What is needed:
Each entry here needs to be set down again exactly, please; pictures are left out.

Start of Entries supplied

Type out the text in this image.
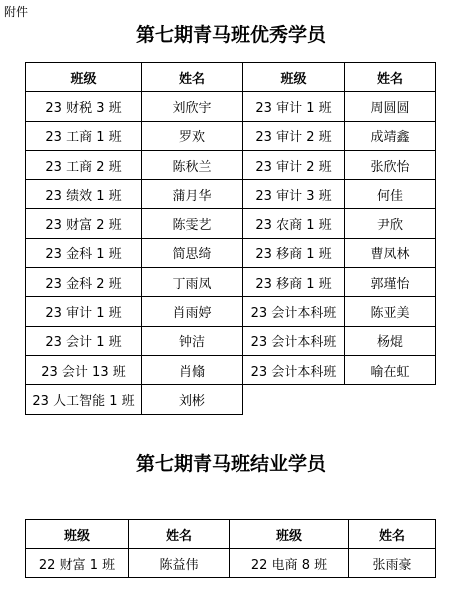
附件
第七期青马班优秀学员
班级	姓名	班级	姓名
23 财税 3 班	刘欣宇	23 审计 1 班	周圆圆
23 工商 1 班	罗欢	23 审计 2 班	成靖鑫
23 工商 2 班	陈秋兰	23 审计 2 班	张欣怡
23 绩效 1 班	蒲月华	23 审计 3 班	何佳
23 财富 2 班	陈雯艺	23 农商 1 班	尹欣
23 金科 1 班	简思绮	23 移商 1 班	曹凤林
23 金科 2 班	丁雨凤	23 移商 1 班	郭瑾怡
23 审计 1 班	肖雨婷	23 会计本科班	陈亚美
23 会计 1 班	钟洁	23 会计本科班	杨焜
23 会计 13 班	肖翛	23 会计本科班	喻在虹
23 人工智能 1 班	刘彬		
第七期青马班结业学员
班级	姓名	班级	姓名
22 财富 1 班	陈益伟	22 电商 8 班	张雨豪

End of Entries supplied

Solution for this problem:
Type out the text in this image.
附件
第七期青马班优秀学员
班级	姓名	班级	姓名
23 财税 3 班	刘欣宇	23 审计 1 班	周圆圆
23 工商 1 班	罗欢	23 审计 2 班	成靖鑫
23 工商 2 班	陈秋兰	23 审计 2 班	张欣怡
23 绩效 1 班	蒲月华	23 审计 3 班	何佳
23 财富 2 班	陈雯艺	23 农商 1 班	尹欣
23 金科 1 班	简思绮	23 移商 1 班	曹凤林
23 金科 2 班	丁雨凤	23 移商 1 班	郭瑾怡
23 审计 1 班	肖雨婷	23 会计本科班	陈亚美
23 会计 1 班	钟洁	23 会计本科班	杨焜
23 会计 13 班	肖翛	23 会计本科班	喻在虹
23 人工智能 1 班	刘彬		
第七期青马班结业学员
班级	姓名	班级	姓名
22 财富 1 班	陈益伟	22 电商 8 班	张雨豪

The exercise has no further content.